● **Recorded data**:
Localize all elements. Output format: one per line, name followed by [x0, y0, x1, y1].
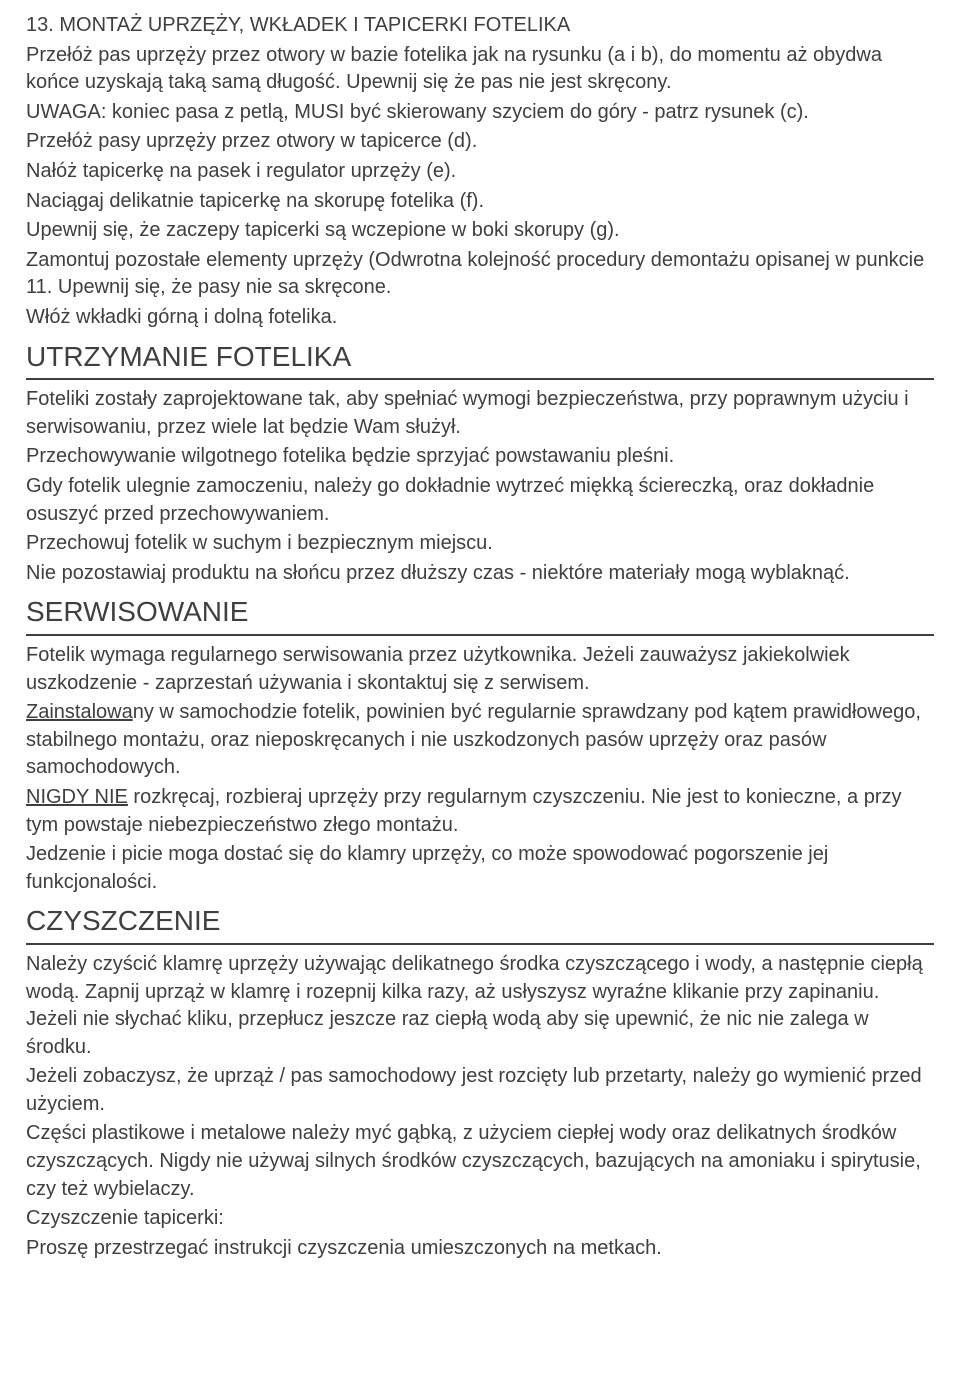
serwis-p2: Zainstalowany w samochodzie fotelik, pow…: [26, 699, 934, 782]
czyszczenie-p4: Czyszczenie tapicerki:: [26, 1205, 934, 1233]
serwis-p2-underlined: Zainstalowa: [26, 701, 133, 723]
serwis-p3-underlined: NIGDY NIE: [26, 786, 128, 808]
utrzymanie-heading: UTRZYMANIE FOTELIKA: [26, 338, 934, 377]
divider: [26, 378, 934, 380]
serwis-p3-rest: rozkręcaj, rozbieraj uprzęży przy regula…: [26, 786, 902, 836]
section-13-p1: Przełóż pas uprzęży przez otwory w bazie…: [26, 42, 934, 97]
section-13-p5: Naciągaj delikatnie tapicerkę na skorupę…: [26, 188, 934, 216]
utrzymanie-p3: Gdy fotelik ulegnie zamoczeniu, należy g…: [26, 473, 934, 528]
manual-page: 13. MONTAŻ UPRZĘŻY, WKŁADEK I TAPICERKI …: [0, 0, 960, 1390]
section-13-heading: 13. MONTAŻ UPRZĘŻY, WKŁADEK I TAPICERKI …: [26, 12, 934, 40]
czyszczenie-p1: Należy czyścić klamrę uprzęży używając d…: [26, 951, 934, 1061]
utrzymanie-p1: Foteliki zostały zaprojektowane tak, aby…: [26, 386, 934, 441]
section-13-p6: Upewnij się, że zaczepy tapicerki są wcz…: [26, 217, 934, 245]
utrzymanie-p5: Nie pozostawiaj produktu na słońcu przez…: [26, 560, 934, 588]
czyszczenie-heading: CZYSZCZENIE: [26, 902, 934, 941]
serwis-p2-rest: ny w samochodzie fotelik, powinien być r…: [26, 701, 921, 778]
serwis-p4: Jedzenie i picie moga dostać się do klam…: [26, 841, 934, 896]
section-13-p8: Włóż wkładki górną i dolną fotelika.: [26, 304, 934, 332]
section-13-p3: Przełóż pasy uprzęży przez otwory w tapi…: [26, 128, 934, 156]
czyszczenie-p2: Jeżeli zobaczysz, że uprząż / pas samoch…: [26, 1063, 934, 1118]
serwis-heading: SERWISOWANIE: [26, 593, 934, 632]
utrzymanie-p2: Przechowywanie wilgotnego fotelika będzi…: [26, 443, 934, 471]
divider: [26, 943, 934, 945]
utrzymanie-p4: Przechowuj fotelik w suchym i bezpieczny…: [26, 530, 934, 558]
serwis-p3: NIGDY NIE rozkręcaj, rozbieraj uprzęży p…: [26, 784, 934, 839]
section-13-p4: Nałóż tapicerkę na pasek i regulator upr…: [26, 158, 934, 186]
section-13-p7: Zamontuj pozostałe elementy uprzęży (Odw…: [26, 247, 934, 302]
czyszczenie-p3: Części plastikowe i metalowe należy myć …: [26, 1120, 934, 1203]
divider: [26, 634, 934, 636]
serwis-p1: Fotelik wymaga regularnego serwisowania …: [26, 642, 934, 697]
section-13-p2: UWAGA: koniec pasa z petlą, MUSI być ski…: [26, 99, 934, 127]
czyszczenie-p5: Proszę przestrzegać instrukcji czyszczen…: [26, 1235, 934, 1263]
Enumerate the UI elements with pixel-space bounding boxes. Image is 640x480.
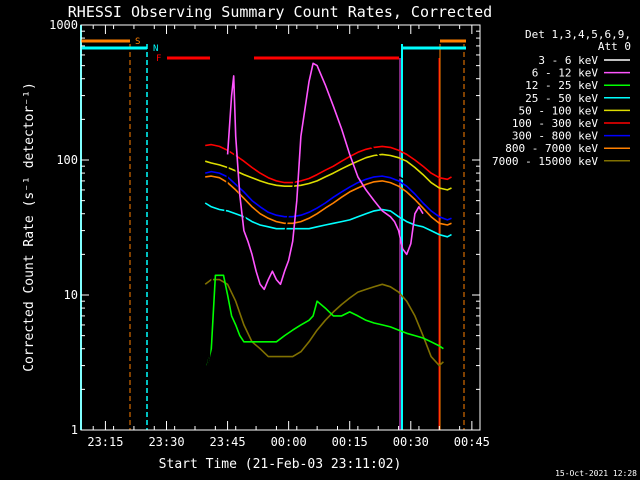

● **Exercise objective**:
Could you turn the part of the records that opens with the line containing "serwis-p2: Zainstalowany w" and closes with the line containing "section-13-p3: Przełóż pasy", both lines included, into a JSON list of strings with one string per line and blank lines left out?

● **Exercise solution**:
[
  "serwis-p2: Zainstalowany w samochodzie fotelik, pow…: [26, 699, 934, 782]",
  "czyszczenie-p4: Czyszczenie tapicerki:: [26, 1205, 934, 1233]",
  "serwis-p2-underlined: Zainstalowa: [26, 701, 133, 723]",
  "serwis-p3-underlined: NIGDY NIE: [26, 786, 128, 808]",
  "utrzymanie-heading: UTRZYMANIE FOTELIKA: [26, 338, 934, 377]",
  "divider: [26, 378, 934, 380]",
  "serwis-p3-rest: rozkręcaj, rozbieraj uprzęży przy regula…: [26, 786, 902, 836]",
  "section-13-p1: Przełóż pas uprzęży przez otwory w bazie…: [26, 42, 934, 97]",
  "section-13-p5: Naciągaj delikatnie tapicerkę na skorupę…: [26, 188, 934, 216]",
  "utrzymanie-p3: Gdy fotelik ulegnie zamoczeniu, należy g…: [26, 473, 934, 528]",
  "manual-page: 13. MONTAŻ UPRZĘŻY, WKŁADEK I TAPICERKI …: [0, 0, 960, 1390]",
  "section-13-heading: 13. MONTAŻ UPRZĘŻY, WKŁADEK I TAPICERKI …: [26, 12, 934, 40]",
  "czyszczenie-p1: Należy czyścić klamrę uprzęży używając d…: [26, 951, 934, 1061]",
  "utrzymanie-p1: Foteliki zostały zaprojektowane tak, aby…: [26, 386, 934, 441]",
  "section-13-p6: Upewnij się, że zaczepy tapicerki są wcz…: [26, 217, 934, 245]",
  "utrzymanie-p5: Nie pozostawiaj produktu na słońcu przez…: [26, 560, 934, 588]",
  "czyszczenie-heading: CZYSZCZENIE: [26, 902, 934, 941]",
  "serwis-p2-rest: ny w samochodzie fotelik, powinien być r…: [26, 701, 921, 778]",
  "serwis-p4: Jedzenie i picie moga dostać się do klam…: [26, 841, 934, 896]",
  "section-13-p8: Włóż wkładki górną i dolną fotelika.: [26, 304, 934, 332]",
  "section-13-p3: Przełóż pasy uprzęży przez otwory w tapi…: [26, 128, 934, 156]"
]